## Required work
a - In the SGLangModel excerpt, reproduce the part starting at "MAX_TOOL_ITERATIONS= ... #" and ending at "state = GenerateState(args)", changing "MAX_TOOL_ITERATIONS" to "MAX_TOOL_STEPS" everywhere it appears.
b - According to the SGLangModel excerpt, which step does `SGLangModel` eliminate for RL training with slime?
c - Pick up the SGLangModel excerpt right after its last line and keep writing it.

## Excerpted text
++++++++
For RL training with [slime](https://github.com/THUDM/slime/), `SGLangModel` eliminates the retokenization step, see an concrete example at [slime/examples/strands_sglang](https://github.com/THUDM/slime/tree/main/examples/strands_sglang):

```python
from strands import Agent, tool
from strands_sglang import SGLangClient, SGLangModel, ToolIterationLimiter
from slime.utils.types import Sample

SYSTEM_PROMPT = "..."
MAX_TOOL_ITERATIONS= ... # e.g., 5

@tool
def execute_python_code(code: str):
    """Execute Python code and return the output."""
    ...

async def generate(args, sample: Sample, sampling_params) -> Sample:
    """Customize slime's rollout function using `SGLangModel`"""
    assert not args.partial_rollout, "Partial rollout not supported."

    state = GenerateState(args)

    # Set up Agent with SGLangModel and ToolIterationLimiter hook
    model = SGLangModel(
        tokenizer=state.tokenizer,
        client=get_client(args),
        model_id=args.hf_checkpoint.split("/")[-1],
        params={k: sampling_params[k] for k in ["max_new_tokens", "temperature", "top_p"]},
    )
    limiter = ToolIterationLimiter(max_iterations=MAX_TOOL_ITERATIONS)
    agent = Agent(
        model=model,
        tools=[execute_python_code],
        hooks=[limiter],
        callback_handler=None,
        system_prompt=SYSTEM_PROMPT,
    )

    # Run Agent Loop
    prompt = sample.prompt if isinstance(sample.prompt, str) else sample.prompt[0]["content"]
    try:
        await agent.invoke_async(prompt)
        sample.status = Sample.Status.COMPLETED
    except Exception as e:
        # Always use TRUNCATED instead of ABORTED because Slime doesn't properly
        # handle ABORTED samples in reward processing. See: https://github.com/THUDM/slime/issues/200
        sample.status = Sample.Status.TRUNCATED
        logger.warning(f"TRUNCATED: {type(e).__name__}: {e}")
++++++++
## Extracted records
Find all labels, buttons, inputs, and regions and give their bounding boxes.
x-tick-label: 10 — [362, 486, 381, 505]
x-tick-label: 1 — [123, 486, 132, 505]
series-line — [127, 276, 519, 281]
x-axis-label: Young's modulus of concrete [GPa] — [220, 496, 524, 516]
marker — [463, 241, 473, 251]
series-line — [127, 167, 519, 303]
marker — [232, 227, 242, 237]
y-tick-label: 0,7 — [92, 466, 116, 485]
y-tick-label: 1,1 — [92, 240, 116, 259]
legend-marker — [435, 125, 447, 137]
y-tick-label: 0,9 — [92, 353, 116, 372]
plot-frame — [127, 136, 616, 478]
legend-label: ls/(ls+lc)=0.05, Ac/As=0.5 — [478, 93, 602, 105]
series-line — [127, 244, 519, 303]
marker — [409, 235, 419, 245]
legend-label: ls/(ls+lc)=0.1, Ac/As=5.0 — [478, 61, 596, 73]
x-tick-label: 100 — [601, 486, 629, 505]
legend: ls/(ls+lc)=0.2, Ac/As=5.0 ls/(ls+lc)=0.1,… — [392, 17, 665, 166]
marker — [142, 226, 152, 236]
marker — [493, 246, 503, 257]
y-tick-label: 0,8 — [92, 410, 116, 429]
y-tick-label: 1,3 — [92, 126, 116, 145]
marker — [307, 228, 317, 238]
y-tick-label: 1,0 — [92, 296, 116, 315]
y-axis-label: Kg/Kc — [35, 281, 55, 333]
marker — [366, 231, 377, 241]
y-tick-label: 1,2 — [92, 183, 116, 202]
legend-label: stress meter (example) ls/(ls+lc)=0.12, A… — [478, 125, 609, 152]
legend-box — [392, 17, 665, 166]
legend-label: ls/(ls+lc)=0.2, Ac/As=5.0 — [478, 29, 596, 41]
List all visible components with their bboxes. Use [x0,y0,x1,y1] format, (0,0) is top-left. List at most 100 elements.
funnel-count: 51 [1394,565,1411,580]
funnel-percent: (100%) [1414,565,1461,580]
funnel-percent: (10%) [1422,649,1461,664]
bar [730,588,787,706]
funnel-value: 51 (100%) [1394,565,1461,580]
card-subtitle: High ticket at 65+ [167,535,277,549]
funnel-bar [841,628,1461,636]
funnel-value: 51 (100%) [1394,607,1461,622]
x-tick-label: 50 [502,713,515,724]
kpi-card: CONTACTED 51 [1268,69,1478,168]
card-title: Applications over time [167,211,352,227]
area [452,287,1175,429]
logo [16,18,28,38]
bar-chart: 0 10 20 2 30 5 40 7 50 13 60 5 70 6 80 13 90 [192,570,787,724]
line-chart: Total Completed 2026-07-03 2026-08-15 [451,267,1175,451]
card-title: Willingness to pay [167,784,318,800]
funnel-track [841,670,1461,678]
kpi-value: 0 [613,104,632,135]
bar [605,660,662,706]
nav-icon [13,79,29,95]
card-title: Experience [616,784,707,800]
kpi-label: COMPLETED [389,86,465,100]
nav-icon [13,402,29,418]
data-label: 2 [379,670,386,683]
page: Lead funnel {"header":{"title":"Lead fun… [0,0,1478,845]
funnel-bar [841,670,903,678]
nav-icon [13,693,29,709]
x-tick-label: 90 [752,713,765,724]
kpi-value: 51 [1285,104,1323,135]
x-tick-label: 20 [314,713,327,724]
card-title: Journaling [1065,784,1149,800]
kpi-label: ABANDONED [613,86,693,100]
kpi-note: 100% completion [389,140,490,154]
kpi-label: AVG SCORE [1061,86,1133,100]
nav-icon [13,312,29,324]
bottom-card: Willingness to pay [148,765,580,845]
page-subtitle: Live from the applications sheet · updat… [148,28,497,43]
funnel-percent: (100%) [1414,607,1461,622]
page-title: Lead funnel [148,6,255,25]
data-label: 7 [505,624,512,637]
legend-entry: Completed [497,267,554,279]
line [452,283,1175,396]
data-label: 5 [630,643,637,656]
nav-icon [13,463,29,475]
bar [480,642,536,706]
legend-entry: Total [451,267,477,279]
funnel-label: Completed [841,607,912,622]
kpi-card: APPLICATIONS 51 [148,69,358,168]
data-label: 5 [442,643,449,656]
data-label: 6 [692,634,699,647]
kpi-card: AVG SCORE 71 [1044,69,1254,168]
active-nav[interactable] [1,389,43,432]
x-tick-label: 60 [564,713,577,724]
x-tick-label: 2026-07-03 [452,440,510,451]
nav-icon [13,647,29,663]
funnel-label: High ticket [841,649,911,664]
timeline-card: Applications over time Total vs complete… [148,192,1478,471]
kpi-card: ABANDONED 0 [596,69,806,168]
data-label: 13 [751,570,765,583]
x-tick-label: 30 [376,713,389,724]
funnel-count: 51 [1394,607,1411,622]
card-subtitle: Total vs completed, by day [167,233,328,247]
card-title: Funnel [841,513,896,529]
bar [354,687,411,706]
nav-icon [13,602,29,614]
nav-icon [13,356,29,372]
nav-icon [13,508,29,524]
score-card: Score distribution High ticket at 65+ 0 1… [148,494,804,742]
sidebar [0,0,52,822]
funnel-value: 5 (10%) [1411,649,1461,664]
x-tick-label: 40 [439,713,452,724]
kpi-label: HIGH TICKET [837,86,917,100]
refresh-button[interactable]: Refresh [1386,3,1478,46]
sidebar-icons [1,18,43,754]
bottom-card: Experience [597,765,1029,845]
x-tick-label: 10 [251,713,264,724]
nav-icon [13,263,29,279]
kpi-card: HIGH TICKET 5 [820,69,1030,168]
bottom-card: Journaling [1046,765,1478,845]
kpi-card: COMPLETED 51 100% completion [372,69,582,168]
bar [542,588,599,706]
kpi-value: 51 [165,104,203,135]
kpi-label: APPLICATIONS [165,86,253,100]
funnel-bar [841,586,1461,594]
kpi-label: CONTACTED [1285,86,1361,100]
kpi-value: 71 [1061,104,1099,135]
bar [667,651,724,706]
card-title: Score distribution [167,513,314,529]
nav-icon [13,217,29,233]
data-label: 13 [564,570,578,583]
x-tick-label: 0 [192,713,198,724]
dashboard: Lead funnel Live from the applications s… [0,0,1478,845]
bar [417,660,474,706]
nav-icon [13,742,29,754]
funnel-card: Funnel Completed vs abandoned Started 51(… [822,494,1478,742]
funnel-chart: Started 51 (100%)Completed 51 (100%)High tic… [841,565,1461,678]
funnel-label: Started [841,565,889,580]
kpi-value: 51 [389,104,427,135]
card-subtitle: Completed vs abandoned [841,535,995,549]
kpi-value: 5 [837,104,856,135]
++++++++
## Results in order
a -
MAX_TOOL_STEPS= ... # e.g., 5

@tool
def execute_python_code(code: str):
    """Execute Python code and return the output."""
    ...

async def generate(args, sample: Sample, sampling_params) -> Sample:
    """Customize slime's rollout function using `SGLangModel`"""
    assert not args.partial_rollout, "Partial rollout not supported."

    state = GenerateState(args)

b - The retokenization step.

c -
    # Extract token trajectory from token_manager
    tm = model.token_manager
    prompt_len = len(tm.segments[0])  # system + user are first segment
    sample.tokens = tm.token_ids
    sample.loss_mask = tm.loss_mask[prompt_len:]
    sample.rollout_log_probs = tm.logprobs[prompt_len:]
    sample.response_length = len(sample.tokens) - prompt_len
    sample.response = model.tokenizer.decode(sample.tokens[prompt_len:], skip_special_tokens=False)

    # Cleanup and return
    model.reset()
    agent.cleanup()
    return sample
```

## Testing

```bash
# Unit tests
pytest tests/unit/ -v

# Integration tests (requires SGLang server)
pytest tests/integration/ -v --sglang-base-url=http://localhost:30000
```

## Contributing

Contributions welcome! Install pre-commit hooks for code style and commit message validation:

```bash
pip install -e ".[dev]"
pre-commit install -t pre-commit -t commit-msg
```

This project uses [Conventional Commits](https://www.conventionalcommits.org/). Commit messages must follow the format:

```
<type>(<scope>): <description>

# Examples:
feat(client): add retry backoff configuration
fix(sglang): handle empty response from server
docs: update usage examples
```

Allowed types: `feat`, `fix`, `docs`, `style`, `refactor`, `perf`, `test`, `build`, `ci`, `chore`, `revert`

## Related Projects

- [strands-vllm](https://github.com/agents-community/strands-vllm) - Community vLLM provider for Strands Agents SDK

## License

Apache License 2.0 - see [LICENSE](LICENSE).